-- Exercise prompt --
Set down all of the data exactly as it appears.

-- Dataset rows --
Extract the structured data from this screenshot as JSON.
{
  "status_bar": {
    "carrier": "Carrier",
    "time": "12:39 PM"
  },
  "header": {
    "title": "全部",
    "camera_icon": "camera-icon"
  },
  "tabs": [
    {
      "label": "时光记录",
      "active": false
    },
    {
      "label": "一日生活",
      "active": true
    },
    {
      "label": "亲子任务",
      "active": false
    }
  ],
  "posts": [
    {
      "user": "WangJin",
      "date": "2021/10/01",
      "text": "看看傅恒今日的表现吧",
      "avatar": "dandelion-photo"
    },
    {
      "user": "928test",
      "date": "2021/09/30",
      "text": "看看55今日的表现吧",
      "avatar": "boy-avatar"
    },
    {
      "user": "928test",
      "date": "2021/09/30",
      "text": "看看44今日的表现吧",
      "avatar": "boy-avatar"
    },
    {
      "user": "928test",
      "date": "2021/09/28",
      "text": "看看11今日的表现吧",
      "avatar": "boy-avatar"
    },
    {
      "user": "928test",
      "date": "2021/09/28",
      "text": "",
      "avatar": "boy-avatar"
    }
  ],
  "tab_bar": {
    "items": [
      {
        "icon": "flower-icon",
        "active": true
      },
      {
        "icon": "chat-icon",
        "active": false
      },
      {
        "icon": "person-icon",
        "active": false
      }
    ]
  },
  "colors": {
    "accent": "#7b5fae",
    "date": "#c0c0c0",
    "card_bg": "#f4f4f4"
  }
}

-- Complete response --
Extract the structured data from this screenshot as JSON.
{
  "status_bar": {
    "carrier": "Carrier",
    "time": "12:39 PM"
  },
  "header": {
    "title": "全部",
    "camera_icon": "camera-icon"
  },
  "tabs": [
    {
      "label": "时光记录",
      "active": false
    },
    {
      "label": "一日生活",
      "active": true
    },
    {
      "label": "亲子任务",
      "active": false
    }
  ],
  "posts": [
    {
      "user": "WangJin",
      "date": "2021/10/01",
      "text": "看看傅恒今日的表现吧",
      "avatar": "dandelion-photo"
    },
    {
      "user": "928test",
      "date": "2021/09/30",
      "text": "看看55今日的表现吧",
      "avatar": "boy-avatar"
    },
    {
      "user": "928test",
      "date": "2021/09/30",
      "text": "看看44今日的表现吧",
      "avatar": "boy-avatar"
    },
    {
      "user": "928test",
      "date": "2021/09/28",
      "text": "看看11今日的表现吧",
      "avatar": "boy-avatar"
    },
    {
      "user": "928test",
      "date": "2021/09/28",
      "text": "",
      "avatar": "boy-avatar"
    }
  ],
  "tab_bar": {
    "items": [
      {
        "icon": "flower-icon",
        "active": true
      },
      {
        "icon": "chat-icon",
        "active": false
      },
      {
        "icon": "person-icon",
        "active": false
      }
    ]
  },
  "colors": {
    "accent": "#7b5fae",
    "date": "#c0c0c0",
    "card_bg": "#f4f4f4"
  }
}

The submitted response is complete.